_Liste des tâches:_
a: Veuillez transcrire le passage de l'extrait fourni qui va de « Je viens d’écrire » jusqu'à « de méchantes intentions. », sans y changer un seul mot.
b: Selon l'extrait fourni, quel lien de parenté unissait Jacques de Neuchèse à Mme de Sévigné ?

_Extrait fourni:_
• • •
Je viens d’écrire à Monsieur de Marseille, et comme il m’assure qu’il aura toute sa vie un respect extraordinaire pour l’évêque de Marseille[3], je le conjure aussi d’être persuadé que j’aurai toute ma vie une considération extrême pour la Marquise de Sévigné. Ma lettre sera capable de le faire crever, s’il a pour vous de méchantes intentions.

  1. 7. Jacques de Neuchèse, grand-oncle de Mme de Sévigné. Il lui avait fait ce don par contrat de mariage. Voyez la Notice, p. 34.
  2. 8. Les 530 000 livres de bien de Mme de Sévigné, si l’on compare le prix du marc d’argent monnaie, représentent, vers le milieu du dix-septième siècle, 959300 francs d’aujourd’hui. Si l’on compare le pouvoir de l’argent, la différence est plus grande : cette même fortune, au milieu du dix-septième siècle, équivaut à plus de deux millions de francs possédés vers 1840 ; et à la fin du dix-septième siècle, à plus de dix-sept cent mille francs. Voyez Leber, Appréciation de la fortune privée, 2e édition, p. 104.
  3. 9. Voyez la lettre précédente, p. 236.
• • •
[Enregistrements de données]
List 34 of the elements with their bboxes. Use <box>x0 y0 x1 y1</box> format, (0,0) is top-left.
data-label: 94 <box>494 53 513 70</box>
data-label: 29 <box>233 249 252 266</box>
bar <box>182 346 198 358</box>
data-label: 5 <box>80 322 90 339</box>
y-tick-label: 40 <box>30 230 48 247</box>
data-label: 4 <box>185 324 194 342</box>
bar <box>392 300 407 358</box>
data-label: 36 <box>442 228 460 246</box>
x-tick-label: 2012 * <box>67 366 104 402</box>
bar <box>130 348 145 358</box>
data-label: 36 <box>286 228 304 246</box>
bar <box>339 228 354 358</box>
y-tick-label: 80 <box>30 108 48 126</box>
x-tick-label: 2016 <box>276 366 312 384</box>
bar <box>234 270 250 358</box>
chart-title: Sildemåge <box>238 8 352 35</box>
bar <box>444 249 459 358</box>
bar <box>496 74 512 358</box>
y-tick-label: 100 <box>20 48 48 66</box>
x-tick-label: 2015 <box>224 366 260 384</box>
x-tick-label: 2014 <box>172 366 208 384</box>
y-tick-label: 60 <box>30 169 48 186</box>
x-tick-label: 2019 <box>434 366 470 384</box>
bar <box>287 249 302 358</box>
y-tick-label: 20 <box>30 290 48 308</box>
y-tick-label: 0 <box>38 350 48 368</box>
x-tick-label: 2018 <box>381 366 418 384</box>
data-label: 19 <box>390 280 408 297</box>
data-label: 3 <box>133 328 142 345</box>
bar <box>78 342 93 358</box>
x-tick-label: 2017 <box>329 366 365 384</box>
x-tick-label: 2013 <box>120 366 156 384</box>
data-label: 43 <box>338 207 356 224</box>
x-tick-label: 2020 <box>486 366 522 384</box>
• • •
_Réponses par tâche:_
a:
Je viens d’écrire à Monsieur de Marseille, et comme il m’assure qu’il aura toute sa vie un respect extraordinaire pour l’évêque de Marseille[3], je le conjure aussi d’être persuadé que j’aurai toute ma vie une considération extrême pour la Marquise de Sévigné. Ma lettre sera capable de le faire crever, s’il a pour vous de méchantes intentions.

b: Il était son grand-oncle.